Exercise directions: Lines with "name": copy each one from the listing below.

++++++++

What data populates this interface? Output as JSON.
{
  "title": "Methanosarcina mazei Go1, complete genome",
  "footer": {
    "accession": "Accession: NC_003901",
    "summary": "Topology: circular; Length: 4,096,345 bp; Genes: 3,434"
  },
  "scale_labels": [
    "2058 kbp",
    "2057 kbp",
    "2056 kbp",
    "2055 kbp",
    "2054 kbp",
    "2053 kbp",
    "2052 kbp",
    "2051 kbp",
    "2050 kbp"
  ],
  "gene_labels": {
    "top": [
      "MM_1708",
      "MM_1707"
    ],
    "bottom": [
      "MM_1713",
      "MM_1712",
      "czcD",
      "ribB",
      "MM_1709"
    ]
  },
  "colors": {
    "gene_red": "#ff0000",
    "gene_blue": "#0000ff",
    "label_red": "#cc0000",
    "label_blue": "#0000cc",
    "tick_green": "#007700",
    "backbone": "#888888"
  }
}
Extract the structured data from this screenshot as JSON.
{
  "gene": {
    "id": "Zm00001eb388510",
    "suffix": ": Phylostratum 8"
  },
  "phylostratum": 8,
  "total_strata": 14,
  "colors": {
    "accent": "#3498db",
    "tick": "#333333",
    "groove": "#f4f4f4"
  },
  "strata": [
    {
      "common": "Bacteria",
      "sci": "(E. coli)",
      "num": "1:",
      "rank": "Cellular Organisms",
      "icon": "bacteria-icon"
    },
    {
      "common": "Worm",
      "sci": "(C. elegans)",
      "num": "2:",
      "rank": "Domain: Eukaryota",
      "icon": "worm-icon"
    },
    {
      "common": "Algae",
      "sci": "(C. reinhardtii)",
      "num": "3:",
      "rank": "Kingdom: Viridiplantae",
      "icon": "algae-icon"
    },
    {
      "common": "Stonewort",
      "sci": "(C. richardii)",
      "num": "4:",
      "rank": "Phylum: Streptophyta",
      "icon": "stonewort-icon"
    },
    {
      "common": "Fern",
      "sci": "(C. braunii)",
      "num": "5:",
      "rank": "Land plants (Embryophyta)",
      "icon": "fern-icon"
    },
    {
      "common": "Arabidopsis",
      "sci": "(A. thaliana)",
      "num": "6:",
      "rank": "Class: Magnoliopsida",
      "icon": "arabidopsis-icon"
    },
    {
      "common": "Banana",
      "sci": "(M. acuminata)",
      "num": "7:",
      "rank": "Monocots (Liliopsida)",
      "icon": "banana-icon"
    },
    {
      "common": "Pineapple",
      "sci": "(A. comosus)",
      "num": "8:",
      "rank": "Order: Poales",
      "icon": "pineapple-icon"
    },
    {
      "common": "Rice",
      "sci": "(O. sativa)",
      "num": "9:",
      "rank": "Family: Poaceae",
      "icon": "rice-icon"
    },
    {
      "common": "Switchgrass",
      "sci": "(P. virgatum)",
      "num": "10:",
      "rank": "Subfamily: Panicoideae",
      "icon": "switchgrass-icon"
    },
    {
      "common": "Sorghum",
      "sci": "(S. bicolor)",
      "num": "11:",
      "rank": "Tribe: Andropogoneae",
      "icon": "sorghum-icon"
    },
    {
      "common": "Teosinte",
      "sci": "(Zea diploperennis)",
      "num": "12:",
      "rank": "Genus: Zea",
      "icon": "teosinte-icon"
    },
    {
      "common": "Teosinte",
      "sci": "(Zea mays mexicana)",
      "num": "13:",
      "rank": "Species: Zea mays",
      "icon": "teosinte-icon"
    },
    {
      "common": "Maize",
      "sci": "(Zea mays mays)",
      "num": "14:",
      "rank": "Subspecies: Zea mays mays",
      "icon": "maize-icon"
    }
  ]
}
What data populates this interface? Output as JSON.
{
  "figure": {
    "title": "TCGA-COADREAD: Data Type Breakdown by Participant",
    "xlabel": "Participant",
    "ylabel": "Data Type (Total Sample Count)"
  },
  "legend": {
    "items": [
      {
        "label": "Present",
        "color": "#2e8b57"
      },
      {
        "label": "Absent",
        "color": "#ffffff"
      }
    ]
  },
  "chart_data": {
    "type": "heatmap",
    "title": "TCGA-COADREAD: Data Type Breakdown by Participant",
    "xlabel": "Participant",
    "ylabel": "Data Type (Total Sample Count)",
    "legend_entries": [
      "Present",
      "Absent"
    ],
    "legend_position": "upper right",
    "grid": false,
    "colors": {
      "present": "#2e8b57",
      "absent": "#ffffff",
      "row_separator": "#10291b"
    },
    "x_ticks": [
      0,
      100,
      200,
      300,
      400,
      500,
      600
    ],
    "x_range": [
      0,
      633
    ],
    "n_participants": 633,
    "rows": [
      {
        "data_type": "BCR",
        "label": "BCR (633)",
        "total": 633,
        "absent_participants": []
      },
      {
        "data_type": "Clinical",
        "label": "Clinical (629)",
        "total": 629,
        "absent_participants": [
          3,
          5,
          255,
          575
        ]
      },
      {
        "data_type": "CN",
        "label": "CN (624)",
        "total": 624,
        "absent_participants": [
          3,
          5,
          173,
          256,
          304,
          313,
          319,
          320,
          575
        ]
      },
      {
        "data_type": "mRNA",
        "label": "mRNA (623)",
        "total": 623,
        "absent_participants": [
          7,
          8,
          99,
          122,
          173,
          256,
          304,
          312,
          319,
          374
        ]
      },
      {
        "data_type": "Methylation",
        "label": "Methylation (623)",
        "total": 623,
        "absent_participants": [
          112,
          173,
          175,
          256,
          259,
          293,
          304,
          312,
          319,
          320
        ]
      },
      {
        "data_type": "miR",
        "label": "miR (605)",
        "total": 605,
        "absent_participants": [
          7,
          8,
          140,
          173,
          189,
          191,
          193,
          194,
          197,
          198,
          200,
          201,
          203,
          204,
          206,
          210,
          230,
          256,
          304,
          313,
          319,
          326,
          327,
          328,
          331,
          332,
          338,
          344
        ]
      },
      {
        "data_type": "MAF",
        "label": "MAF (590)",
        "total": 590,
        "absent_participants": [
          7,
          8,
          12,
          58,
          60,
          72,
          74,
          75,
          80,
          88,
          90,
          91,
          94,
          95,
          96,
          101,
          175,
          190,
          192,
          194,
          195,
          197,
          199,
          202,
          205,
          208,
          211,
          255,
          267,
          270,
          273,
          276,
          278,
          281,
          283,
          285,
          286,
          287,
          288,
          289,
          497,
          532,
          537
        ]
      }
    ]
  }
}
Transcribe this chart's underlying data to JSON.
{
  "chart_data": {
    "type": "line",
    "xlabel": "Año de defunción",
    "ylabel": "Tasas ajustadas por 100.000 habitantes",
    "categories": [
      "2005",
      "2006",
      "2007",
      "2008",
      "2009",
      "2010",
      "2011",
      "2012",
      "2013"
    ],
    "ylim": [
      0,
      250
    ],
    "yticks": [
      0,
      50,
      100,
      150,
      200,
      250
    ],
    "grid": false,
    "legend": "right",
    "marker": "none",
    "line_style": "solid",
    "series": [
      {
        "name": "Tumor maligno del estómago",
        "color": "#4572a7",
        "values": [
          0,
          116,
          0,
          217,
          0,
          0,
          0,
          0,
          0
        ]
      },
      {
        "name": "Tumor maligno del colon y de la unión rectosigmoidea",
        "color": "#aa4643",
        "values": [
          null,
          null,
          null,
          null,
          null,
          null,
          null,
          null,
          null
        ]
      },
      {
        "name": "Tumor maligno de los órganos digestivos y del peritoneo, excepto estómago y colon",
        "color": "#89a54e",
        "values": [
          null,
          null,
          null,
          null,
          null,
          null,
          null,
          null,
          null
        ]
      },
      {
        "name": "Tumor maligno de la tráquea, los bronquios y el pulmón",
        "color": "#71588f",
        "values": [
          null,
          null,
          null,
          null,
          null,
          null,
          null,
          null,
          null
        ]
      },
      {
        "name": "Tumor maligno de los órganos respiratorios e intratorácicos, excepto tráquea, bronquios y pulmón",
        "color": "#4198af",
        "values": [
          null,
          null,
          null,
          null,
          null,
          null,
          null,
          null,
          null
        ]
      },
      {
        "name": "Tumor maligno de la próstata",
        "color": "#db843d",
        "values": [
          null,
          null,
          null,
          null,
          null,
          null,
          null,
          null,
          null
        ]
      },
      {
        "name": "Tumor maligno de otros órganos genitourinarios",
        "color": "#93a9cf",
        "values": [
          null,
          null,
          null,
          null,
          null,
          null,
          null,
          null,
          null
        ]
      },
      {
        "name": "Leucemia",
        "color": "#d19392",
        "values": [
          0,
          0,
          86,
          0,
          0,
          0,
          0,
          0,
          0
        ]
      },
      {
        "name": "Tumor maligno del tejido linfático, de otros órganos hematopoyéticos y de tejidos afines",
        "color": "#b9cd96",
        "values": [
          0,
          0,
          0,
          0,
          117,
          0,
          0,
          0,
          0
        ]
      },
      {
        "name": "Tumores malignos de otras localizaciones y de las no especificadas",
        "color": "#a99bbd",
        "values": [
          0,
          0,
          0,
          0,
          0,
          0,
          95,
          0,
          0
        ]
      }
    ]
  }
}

++++++++

Task answer:
        "name": "Tumor maligno del estómago",
        "name": "Tumor maligno del colon y de la unión rectosigmoidea",
        "name": "Tumor maligno de los órganos digestivos y del peritoneo, excepto estómago y colon",
        "name": "Tumor maligno de la tráquea, los bronquios y el pulmón",
        "name": "Tumor maligno de los órganos respiratorios e intratorácicos, excepto tráquea, bronquios y pulmón",
        "name": "Tumor maligno de la próstata",
        "name": "Tumor maligno de otros órganos genitourinarios",
        "name": "Leucemia",
        "name": "Tumor maligno del tejido linfático, de otros órganos hematopoyéticos y de tejidos afines",
        "name": "Tumores malignos de otras localizaciones y de las no especificadas",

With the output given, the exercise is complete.